----- Entries shown -----
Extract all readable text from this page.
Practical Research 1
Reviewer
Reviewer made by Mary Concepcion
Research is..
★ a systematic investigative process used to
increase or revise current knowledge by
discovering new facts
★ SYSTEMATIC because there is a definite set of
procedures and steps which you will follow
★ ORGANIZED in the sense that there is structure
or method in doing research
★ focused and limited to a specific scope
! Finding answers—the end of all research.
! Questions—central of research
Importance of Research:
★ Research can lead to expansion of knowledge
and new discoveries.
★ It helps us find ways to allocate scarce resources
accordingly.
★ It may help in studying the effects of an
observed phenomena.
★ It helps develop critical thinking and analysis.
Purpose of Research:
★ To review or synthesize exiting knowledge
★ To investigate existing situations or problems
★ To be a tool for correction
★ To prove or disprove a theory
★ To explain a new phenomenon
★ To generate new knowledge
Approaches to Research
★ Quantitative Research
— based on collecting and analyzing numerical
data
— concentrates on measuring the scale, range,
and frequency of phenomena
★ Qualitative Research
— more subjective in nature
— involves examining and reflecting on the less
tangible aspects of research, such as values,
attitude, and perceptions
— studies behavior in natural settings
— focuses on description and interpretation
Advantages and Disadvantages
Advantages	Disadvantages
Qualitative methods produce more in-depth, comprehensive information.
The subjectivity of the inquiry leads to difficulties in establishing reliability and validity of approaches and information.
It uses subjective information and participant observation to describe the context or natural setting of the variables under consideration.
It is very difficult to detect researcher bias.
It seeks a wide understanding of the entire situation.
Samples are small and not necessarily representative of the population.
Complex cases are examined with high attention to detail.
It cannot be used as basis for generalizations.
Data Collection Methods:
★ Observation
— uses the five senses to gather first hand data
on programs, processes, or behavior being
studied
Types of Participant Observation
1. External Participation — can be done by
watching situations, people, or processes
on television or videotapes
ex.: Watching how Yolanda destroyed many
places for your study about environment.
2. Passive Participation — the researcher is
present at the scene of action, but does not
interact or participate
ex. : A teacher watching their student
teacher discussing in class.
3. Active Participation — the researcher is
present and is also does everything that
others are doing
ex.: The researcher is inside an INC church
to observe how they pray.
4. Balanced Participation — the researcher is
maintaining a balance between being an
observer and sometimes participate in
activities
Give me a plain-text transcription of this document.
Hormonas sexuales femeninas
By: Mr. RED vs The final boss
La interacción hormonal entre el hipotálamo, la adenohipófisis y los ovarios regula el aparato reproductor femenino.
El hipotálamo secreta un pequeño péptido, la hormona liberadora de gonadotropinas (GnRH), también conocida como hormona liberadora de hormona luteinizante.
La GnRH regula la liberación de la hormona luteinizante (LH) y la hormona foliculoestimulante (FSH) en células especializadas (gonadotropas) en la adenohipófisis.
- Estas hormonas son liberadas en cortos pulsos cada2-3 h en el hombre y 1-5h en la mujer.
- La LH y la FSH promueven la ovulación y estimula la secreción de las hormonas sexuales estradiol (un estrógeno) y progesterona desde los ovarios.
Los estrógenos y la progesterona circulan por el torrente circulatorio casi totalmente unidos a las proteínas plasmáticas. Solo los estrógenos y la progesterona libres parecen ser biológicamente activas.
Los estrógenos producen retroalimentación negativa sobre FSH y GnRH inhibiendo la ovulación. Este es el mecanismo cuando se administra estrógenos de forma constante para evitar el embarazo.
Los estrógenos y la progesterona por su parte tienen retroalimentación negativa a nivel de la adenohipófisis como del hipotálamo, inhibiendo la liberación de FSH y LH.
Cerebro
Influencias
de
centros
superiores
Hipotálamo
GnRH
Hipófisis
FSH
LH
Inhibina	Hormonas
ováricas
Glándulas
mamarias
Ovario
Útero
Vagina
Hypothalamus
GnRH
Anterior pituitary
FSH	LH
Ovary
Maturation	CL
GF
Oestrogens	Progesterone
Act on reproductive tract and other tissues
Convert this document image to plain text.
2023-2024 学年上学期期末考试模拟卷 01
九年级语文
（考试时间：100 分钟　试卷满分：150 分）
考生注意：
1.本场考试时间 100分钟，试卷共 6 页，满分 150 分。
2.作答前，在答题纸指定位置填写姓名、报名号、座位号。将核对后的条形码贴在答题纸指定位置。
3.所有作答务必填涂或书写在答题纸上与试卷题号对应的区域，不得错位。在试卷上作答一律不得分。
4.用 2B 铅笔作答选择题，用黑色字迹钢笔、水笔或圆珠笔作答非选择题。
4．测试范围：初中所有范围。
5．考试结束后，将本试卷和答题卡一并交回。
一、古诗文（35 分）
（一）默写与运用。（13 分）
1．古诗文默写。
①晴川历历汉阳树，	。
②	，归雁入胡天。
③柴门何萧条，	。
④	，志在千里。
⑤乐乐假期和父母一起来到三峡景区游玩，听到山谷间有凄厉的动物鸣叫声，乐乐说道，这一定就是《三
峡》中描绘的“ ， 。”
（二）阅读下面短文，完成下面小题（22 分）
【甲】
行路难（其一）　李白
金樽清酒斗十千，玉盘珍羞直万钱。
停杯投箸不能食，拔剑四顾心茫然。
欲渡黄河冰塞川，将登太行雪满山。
-----
Aim of the task:
Copy all of the data. Keep every word exactly as it is.

Completed exercise:
Extract all readable text from this page.
Practical Research 1
Reviewer
Reviewer made by Mary Concepcion
Research is..
★ a systematic investigative process used to
increase or revise current knowledge by
discovering new facts
★ SYSTEMATIC because there is a definite set of
procedures and steps which you will follow
★ ORGANIZED in the sense that there is structure
or method in doing research
★ focused and limited to a specific scope
! Finding answers—the end of all research.
! Questions—central of research
Importance of Research:
★ Research can lead to expansion of knowledge
and new discoveries.
★ It helps us find ways to allocate scarce resources
accordingly.
★ It may help in studying the effects of an
observed phenomena.
★ It helps develop critical thinking and analysis.
Purpose of Research:
★ To review or synthesize exiting knowledge
★ To investigate existing situations or problems
★ To be a tool for correction
★ To prove or disprove a theory
★ To explain a new phenomenon
★ To generate new knowledge
Approaches to Research
★ Quantitative Research
— based on collecting and analyzing numerical
data
— concentrates on measuring the scale, range,
and frequency of phenomena
★ Qualitative Research
— more subjective in nature
— involves examining and reflecting on the less
tangible aspects of research, such as values,
attitude, and perceptions
— studies behavior in natural settings
— focuses on description and interpretation
Advantages and Disadvantages
Advantages	Disadvantages
Qualitative methods produce more in-depth, comprehensive information.
The subjectivity of the inquiry leads to difficulties in establishing reliability and validity of approaches and information.
It uses subjective information and participant observation to describe the context or natural setting of the variables under consideration.
It is very difficult to detect researcher bias.
It seeks a wide understanding of the entire situation.
Samples are small and not necessarily representative of the population.
Complex cases are examined with high attention to detail.
It cannot be used as basis for generalizations.
Data Collection Methods:
★ Observation
— uses the five senses to gather first hand data
on programs, processes, or behavior being
studied
Types of Participant Observation
1. External Participation — can be done by
watching situations, people, or processes
on television or videotapes
ex.: Watching how Yolanda destroyed many
places for your study about environment.
2. Passive Participation — the researcher is
present at the scene of action, but does not
interact or participate
ex. : A teacher watching their student
teacher discussing in class.
3. Active Participation — the researcher is
present and is also does everything that
others are doing
ex.: The researcher is inside an INC church
to observe how they pray.
4. Balanced Participation — the researcher is
maintaining a balance between being an
observer and sometimes participate in
activities
Give me a plain-text transcription of this document.
Hormonas sexuales femeninas
By: Mr. RED vs The final boss
La interacción hormonal entre el hipotálamo, la adenohipófisis y los ovarios regula el aparato reproductor femenino.
El hipotálamo secreta un pequeño péptido, la hormona liberadora de gonadotropinas (GnRH), también conocida como hormona liberadora de hormona luteinizante.
La GnRH regula la liberación de la hormona luteinizante (LH) y la hormona foliculoestimulante (FSH) en células especializadas (gonadotropas) en la adenohipófisis.
- Estas hormonas son liberadas en cortos pulsos cada2-3 h en el hombre y 1-5h en la mujer.
- La LH y la FSH promueven la ovulación y estimula la secreción de las hormonas sexuales estradiol (un estrógeno) y progesterona desde los ovarios.
Los estrógenos y la progesterona circulan por el torrente circulatorio casi totalmente unidos a las proteínas plasmáticas. Solo los estrógenos y la progesterona libres parecen ser biológicamente activas.
Los estrógenos producen retroalimentación negativa sobre FSH y GnRH inhibiendo la ovulación. Este es el mecanismo cuando se administra estrógenos de forma constante para evitar el embarazo.
Los estrógenos y la progesterona por su parte tienen retroalimentación negativa a nivel de la adenohipófisis como del hipotálamo, inhibiendo la liberación de FSH y LH.
Cerebro
Influencias
de
centros
superiores
Hipotálamo
GnRH
Hipófisis
FSH
LH
Inhibina	Hormonas
ováricas
Glándulas
mamarias
Ovario
Útero
Vagina
Hypothalamus
GnRH
Anterior pituitary
FSH	LH
Ovary
Maturation	CL
GF
Oestrogens	Progesterone
Act on reproductive tract and other tissues
Convert this document image to plain text.
2023-2024 学年上学期期末考试模拟卷 01
九年级语文
（考试时间：100 分钟　试卷满分：150 分）
考生注意：
1.本场考试时间 100分钟，试卷共 6 页，满分 150 分。
2.作答前，在答题纸指定位置填写姓名、报名号、座位号。将核对后的条形码贴在答题纸指定位置。
3.所有作答务必填涂或书写在答题纸上与试卷题号对应的区域，不得错位。在试卷上作答一律不得分。
4.用 2B 铅笔作答选择题，用黑色字迹钢笔、水笔或圆珠笔作答非选择题。
4．测试范围：初中所有范围。
5．考试结束后，将本试卷和答题卡一并交回。
一、古诗文（35 分）
（一）默写与运用。（13 分）
1．古诗文默写。
①晴川历历汉阳树，	。
②	，归雁入胡天。
③柴门何萧条，	。
④	，志在千里。
⑤乐乐假期和父母一起来到三峡景区游玩，听到山谷间有凄厉的动物鸣叫声，乐乐说道，这一定就是《三
峡》中描绘的“ ， 。”
（二）阅读下面短文，完成下面小题（22 分）
【甲】
行路难（其一）　李白
金樽清酒斗十千，玉盘珍羞直万钱。
停杯投箸不能食，拔剑四顾心茫然。
欲渡黄河冰塞川，将登太行雪满山。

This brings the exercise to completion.